* EXERCISE DIRECTIONS *
Isolate every line in the data with the string "content" and copy it.

==== MATERIAL

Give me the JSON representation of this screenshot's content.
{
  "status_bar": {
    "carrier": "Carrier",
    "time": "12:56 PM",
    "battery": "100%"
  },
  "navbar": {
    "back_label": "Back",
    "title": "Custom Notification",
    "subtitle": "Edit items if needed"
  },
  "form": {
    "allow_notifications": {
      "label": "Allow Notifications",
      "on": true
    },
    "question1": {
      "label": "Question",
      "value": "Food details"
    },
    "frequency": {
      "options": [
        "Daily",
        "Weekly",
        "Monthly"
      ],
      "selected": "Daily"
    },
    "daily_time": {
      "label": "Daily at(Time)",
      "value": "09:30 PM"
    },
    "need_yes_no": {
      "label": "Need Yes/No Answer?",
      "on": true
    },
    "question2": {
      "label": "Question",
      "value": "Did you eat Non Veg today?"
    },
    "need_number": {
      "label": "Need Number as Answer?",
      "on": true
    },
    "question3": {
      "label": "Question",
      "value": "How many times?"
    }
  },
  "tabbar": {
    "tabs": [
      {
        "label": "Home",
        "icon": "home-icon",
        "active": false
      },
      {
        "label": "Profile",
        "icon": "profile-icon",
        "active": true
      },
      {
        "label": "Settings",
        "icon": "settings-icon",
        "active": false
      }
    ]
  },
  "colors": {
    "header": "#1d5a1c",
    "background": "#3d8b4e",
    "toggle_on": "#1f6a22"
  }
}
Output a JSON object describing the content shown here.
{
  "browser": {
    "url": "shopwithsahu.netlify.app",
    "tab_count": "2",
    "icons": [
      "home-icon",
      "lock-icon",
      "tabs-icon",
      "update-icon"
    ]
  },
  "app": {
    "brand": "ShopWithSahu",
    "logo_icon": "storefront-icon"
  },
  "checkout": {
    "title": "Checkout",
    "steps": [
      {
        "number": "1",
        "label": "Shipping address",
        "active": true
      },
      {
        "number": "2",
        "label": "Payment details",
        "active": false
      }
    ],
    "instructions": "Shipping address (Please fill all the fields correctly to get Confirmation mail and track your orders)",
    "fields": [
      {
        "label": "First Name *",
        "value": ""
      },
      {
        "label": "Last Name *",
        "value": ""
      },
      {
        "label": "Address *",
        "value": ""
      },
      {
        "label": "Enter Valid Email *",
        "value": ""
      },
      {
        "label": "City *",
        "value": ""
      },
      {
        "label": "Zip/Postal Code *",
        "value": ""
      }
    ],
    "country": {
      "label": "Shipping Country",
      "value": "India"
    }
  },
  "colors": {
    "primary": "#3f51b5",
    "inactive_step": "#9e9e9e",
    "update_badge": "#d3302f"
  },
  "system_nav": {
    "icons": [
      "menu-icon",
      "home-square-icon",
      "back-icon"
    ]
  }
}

========

* PROBLEM SOLUTION *
Give me the JSON representation of this screenshot's content.
Output a JSON object describing the content shown here.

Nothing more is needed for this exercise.